- RECORDED DATA -
= = = = =

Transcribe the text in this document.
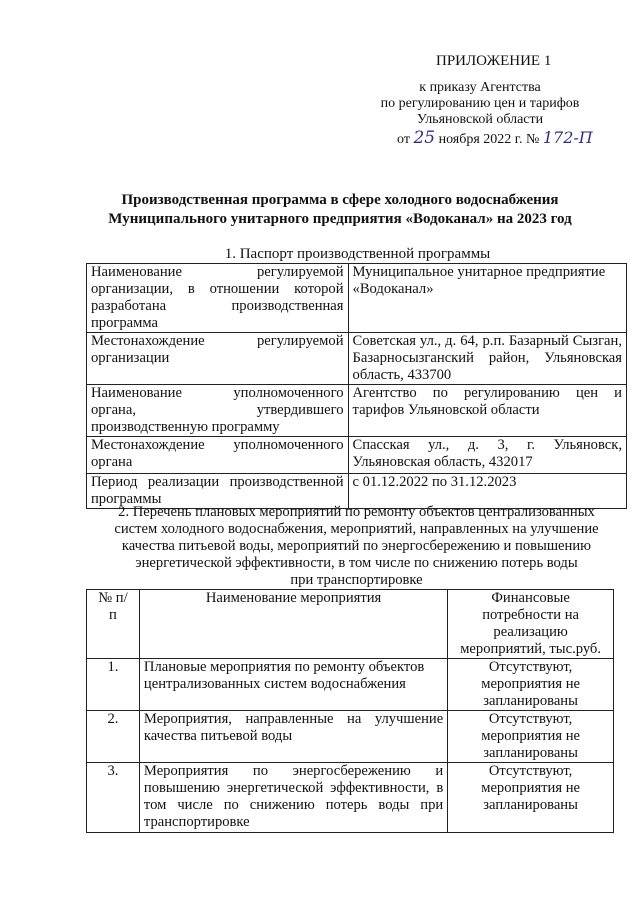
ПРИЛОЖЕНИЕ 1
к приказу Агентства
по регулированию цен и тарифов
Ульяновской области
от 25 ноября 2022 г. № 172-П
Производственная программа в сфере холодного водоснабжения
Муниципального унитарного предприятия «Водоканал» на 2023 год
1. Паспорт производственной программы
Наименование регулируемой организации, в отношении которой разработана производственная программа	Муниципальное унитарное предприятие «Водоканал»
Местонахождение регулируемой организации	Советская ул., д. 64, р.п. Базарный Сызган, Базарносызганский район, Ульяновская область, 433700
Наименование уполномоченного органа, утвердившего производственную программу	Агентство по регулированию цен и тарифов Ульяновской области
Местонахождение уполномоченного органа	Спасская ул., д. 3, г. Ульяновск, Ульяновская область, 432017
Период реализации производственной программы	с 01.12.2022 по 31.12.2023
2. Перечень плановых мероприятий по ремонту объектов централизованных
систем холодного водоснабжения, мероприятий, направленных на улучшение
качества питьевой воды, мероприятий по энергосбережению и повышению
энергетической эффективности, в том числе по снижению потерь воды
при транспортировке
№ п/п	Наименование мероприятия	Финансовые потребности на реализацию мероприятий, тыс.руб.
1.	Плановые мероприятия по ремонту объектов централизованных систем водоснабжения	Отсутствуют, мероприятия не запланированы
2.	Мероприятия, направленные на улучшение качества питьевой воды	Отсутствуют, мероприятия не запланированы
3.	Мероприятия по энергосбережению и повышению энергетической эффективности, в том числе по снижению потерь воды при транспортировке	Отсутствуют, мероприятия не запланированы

= = = = =

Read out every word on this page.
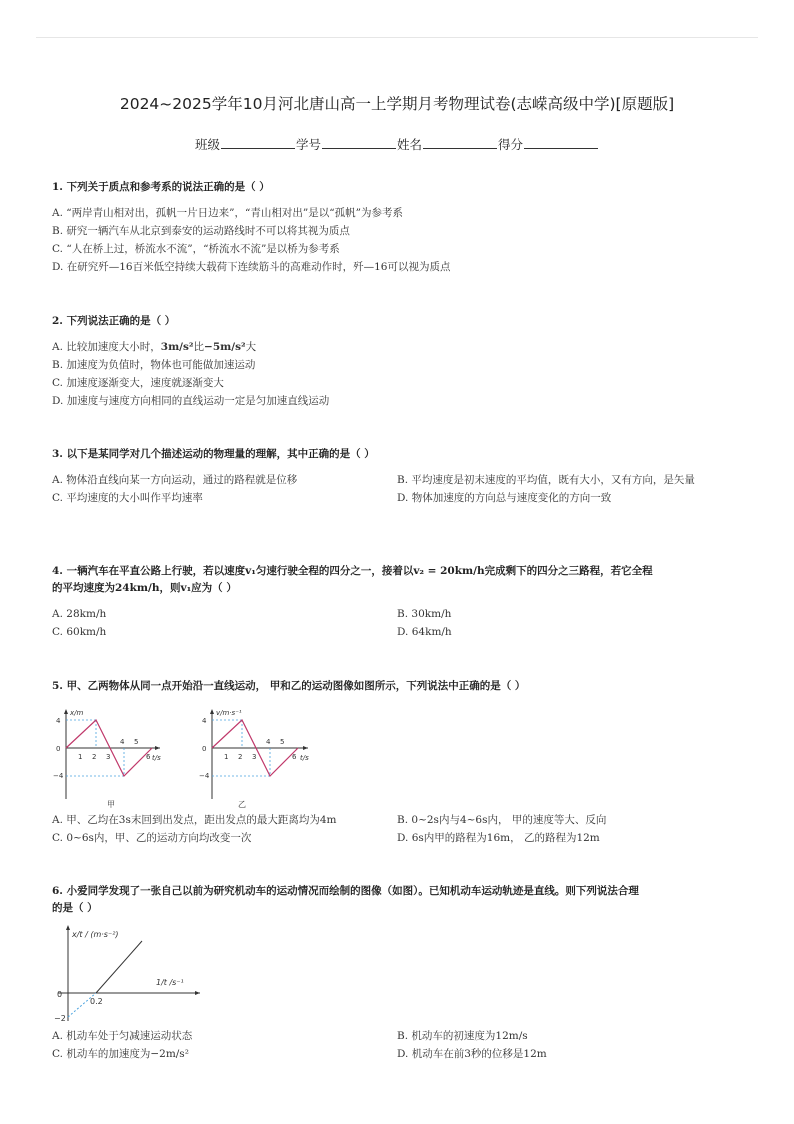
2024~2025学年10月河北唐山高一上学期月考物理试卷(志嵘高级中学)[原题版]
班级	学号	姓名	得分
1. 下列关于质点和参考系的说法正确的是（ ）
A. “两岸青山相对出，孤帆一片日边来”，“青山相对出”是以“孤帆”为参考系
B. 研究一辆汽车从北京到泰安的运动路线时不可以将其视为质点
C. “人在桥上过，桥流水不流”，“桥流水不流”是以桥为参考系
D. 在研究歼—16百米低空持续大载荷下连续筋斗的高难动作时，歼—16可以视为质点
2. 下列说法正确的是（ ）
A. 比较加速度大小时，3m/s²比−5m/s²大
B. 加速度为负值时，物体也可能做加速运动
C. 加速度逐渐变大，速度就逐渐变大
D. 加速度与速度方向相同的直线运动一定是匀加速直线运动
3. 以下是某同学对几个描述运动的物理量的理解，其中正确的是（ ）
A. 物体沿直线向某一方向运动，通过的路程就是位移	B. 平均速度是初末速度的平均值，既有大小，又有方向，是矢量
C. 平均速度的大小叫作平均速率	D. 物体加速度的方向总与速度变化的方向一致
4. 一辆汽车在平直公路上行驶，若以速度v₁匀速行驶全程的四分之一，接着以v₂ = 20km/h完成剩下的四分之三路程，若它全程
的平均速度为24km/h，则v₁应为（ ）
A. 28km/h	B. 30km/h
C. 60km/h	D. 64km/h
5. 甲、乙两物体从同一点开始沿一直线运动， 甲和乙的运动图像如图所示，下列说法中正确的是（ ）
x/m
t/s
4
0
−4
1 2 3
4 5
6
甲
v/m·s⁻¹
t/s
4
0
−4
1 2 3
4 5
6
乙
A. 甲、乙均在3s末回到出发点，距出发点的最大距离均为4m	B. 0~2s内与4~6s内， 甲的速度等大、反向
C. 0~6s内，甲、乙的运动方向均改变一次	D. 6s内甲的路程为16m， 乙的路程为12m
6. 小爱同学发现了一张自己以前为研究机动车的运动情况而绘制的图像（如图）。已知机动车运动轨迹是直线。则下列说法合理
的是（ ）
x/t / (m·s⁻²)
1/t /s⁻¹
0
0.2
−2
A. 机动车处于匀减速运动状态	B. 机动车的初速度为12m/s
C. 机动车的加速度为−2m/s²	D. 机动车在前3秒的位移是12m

= = = = =

- WORK REQUIRED -
Show all lines in the entries above where the word "питьевой" appears.

- SOLUTION TO THIS EXERCISE -
качества питьевой воды, мероприятий по энергосбережению и повышению
2.	Мероприятия, направленные на улучшение качества питьевой воды	Отсутствуют, мероприятия не запланированы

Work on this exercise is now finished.